Task directions
Leave out the pictures and copy every record exactly.

Data for processing
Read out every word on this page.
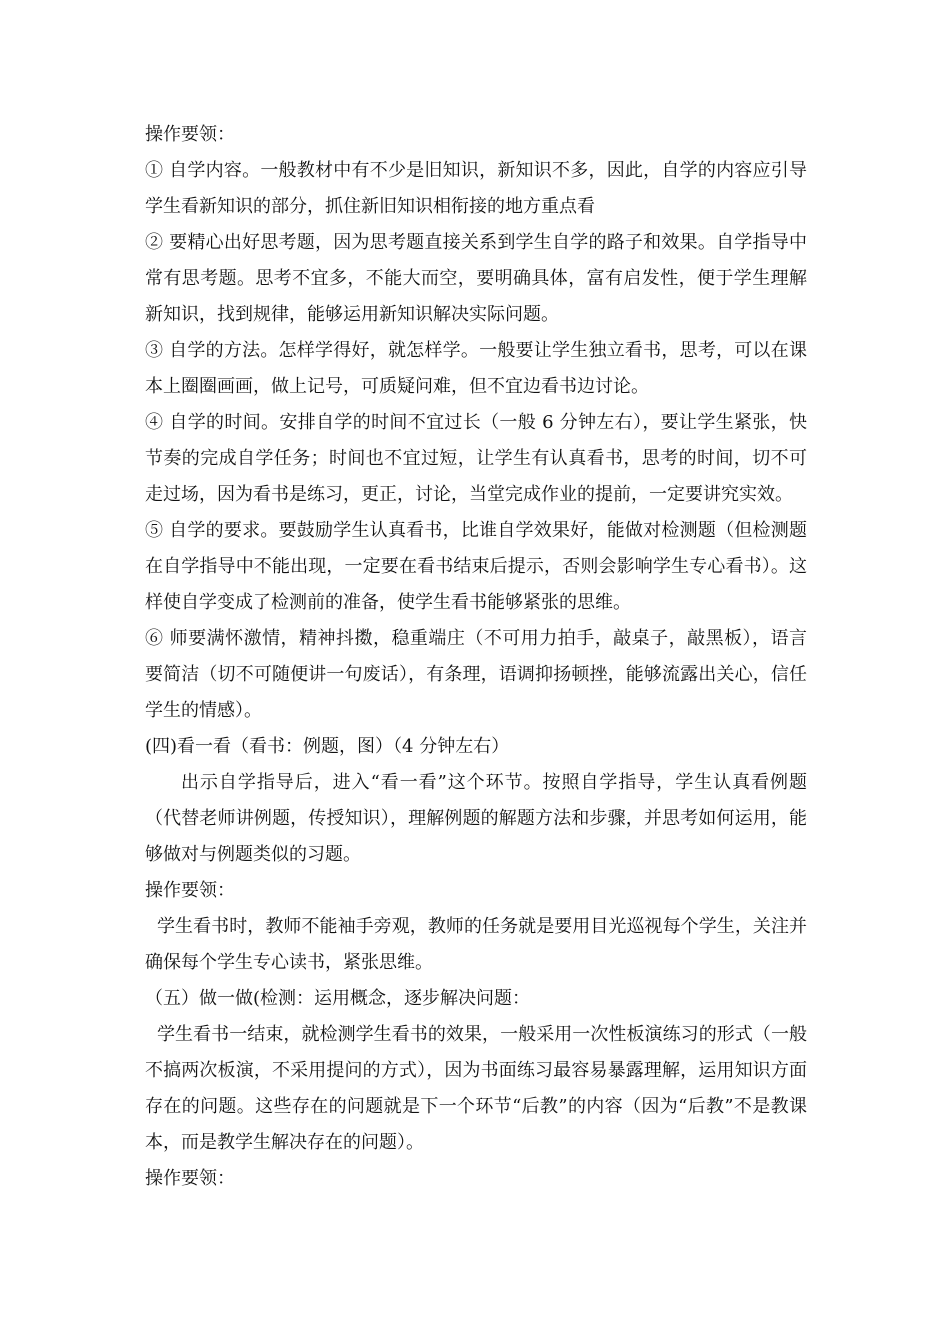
操作要领：

① 自学内容。一般教材中有不少是旧知识，新知识不多，因此，自学的内容应引导学生看新知识的部分，抓住新旧知识相衔接的地方重点看

② 要精心出好思考题，因为思考题直接关系到学生自学的路子和效果。自学指导中常有思考题。思考不宜多，不能大而空，要明确具体，富有启发性，便于学生理解新知识，找到规律，能够运用新知识解决实际问题。

③ 自学的方法。怎样学得好，就怎样学。一般要让学生独立看书，思考，可以在课本上圈圈画画，做上记号，可质疑问难，但不宜边看书边讨论。

④ 自学的时间。安排自学的时间不宜过长（一般 6 分钟左右），要让学生紧张，快节奏的完成自学任务；时间也不宜过短，让学生有认真看书，思考的时间，切不可走过场，因为看书是练习，更正，讨论，当堂完成作业的提前，一定要讲究实效。

⑤ 自学的要求。要鼓励学生认真看书，比谁自学效果好，能做对检测题（但检测题在自学指导中不能出现，一定要在看书结束后提示，否则会影响学生专心看书）。这样使自学变成了检测前的准备，使学生看书能够紧张的思维。

⑥ 师要满怀激情，精神抖擞，稳重端庄（不可用力拍手，敲桌子，敲黑板），语言要简洁（切不可随便讲一句废话），有条理，语调抑扬顿挫，能够流露出关心，信任学生的情感）。

(四)看一看（看书：例题，图）（4 分钟左右）

出示自学指导后，进入“看一看”这个环节。按照自学指导，学生认真看例题（代替老师讲例题，传授知识），理解例题的解题方法和步骤，并思考如何运用，能够做对与例题类似的习题。

操作要领：

学生看书时，教师不能袖手旁观，教师的任务就是要用目光巡视每个学生，关注并确保每个学生专心读书，紧张思维。

（五）做一做(检测：运用概念，逐步解决问题：

学生看书一结束，就检测学生看书的效果，一般采用一次性板演练习的形式（一般不搞两次板演，不采用提问的方式），因为书面练习最容易暴露理解，运用知识方面存在的问题。这些存在的问题就是下一个环节“后教”的内容（因为“后教”不是教课本，而是教学生解决存在的问题）。

操作要领：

Solved exercise
Read out every word on this page.
操作要领：

① 自学内容。一般教材中有不少是旧知识，新知识不多，因此，自学的内容应引导学生看新知识的部分，抓住新旧知识相衔接的地方重点看

② 要精心出好思考题，因为思考题直接关系到学生自学的路子和效果。自学指导中常有思考题。思考不宜多，不能大而空，要明确具体，富有启发性，便于学生理解新知识，找到规律，能够运用新知识解决实际问题。

③ 自学的方法。怎样学得好，就怎样学。一般要让学生独立看书，思考，可以在课本上圈圈画画，做上记号，可质疑问难，但不宜边看书边讨论。

④ 自学的时间。安排自学的时间不宜过长（一般 6 分钟左右），要让学生紧张，快节奏的完成自学任务；时间也不宜过短，让学生有认真看书，思考的时间，切不可走过场，因为看书是练习，更正，讨论，当堂完成作业的提前，一定要讲究实效。

⑤ 自学的要求。要鼓励学生认真看书，比谁自学效果好，能做对检测题（但检测题在自学指导中不能出现，一定要在看书结束后提示，否则会影响学生专心看书）。这样使自学变成了检测前的准备，使学生看书能够紧张的思维。

⑥ 师要满怀激情，精神抖擞，稳重端庄（不可用力拍手，敲桌子，敲黑板），语言要简洁（切不可随便讲一句废话），有条理，语调抑扬顿挫，能够流露出关心，信任学生的情感）。

(四)看一看（看书：例题，图）（4 分钟左右）

出示自学指导后，进入“看一看”这个环节。按照自学指导，学生认真看例题（代替老师讲例题，传授知识），理解例题的解题方法和步骤，并思考如何运用，能够做对与例题类似的习题。

操作要领：

学生看书时，教师不能袖手旁观，教师的任务就是要用目光巡视每个学生，关注并确保每个学生专心读书，紧张思维。

（五）做一做(检测：运用概念，逐步解决问题：

学生看书一结束，就检测学生看书的效果，一般采用一次性板演练习的形式（一般不搞两次板演，不采用提问的方式），因为书面练习最容易暴露理解，运用知识方面存在的问题。这些存在的问题就是下一个环节“后教”的内容（因为“后教”不是教课本，而是教学生解决存在的问题）。

操作要领：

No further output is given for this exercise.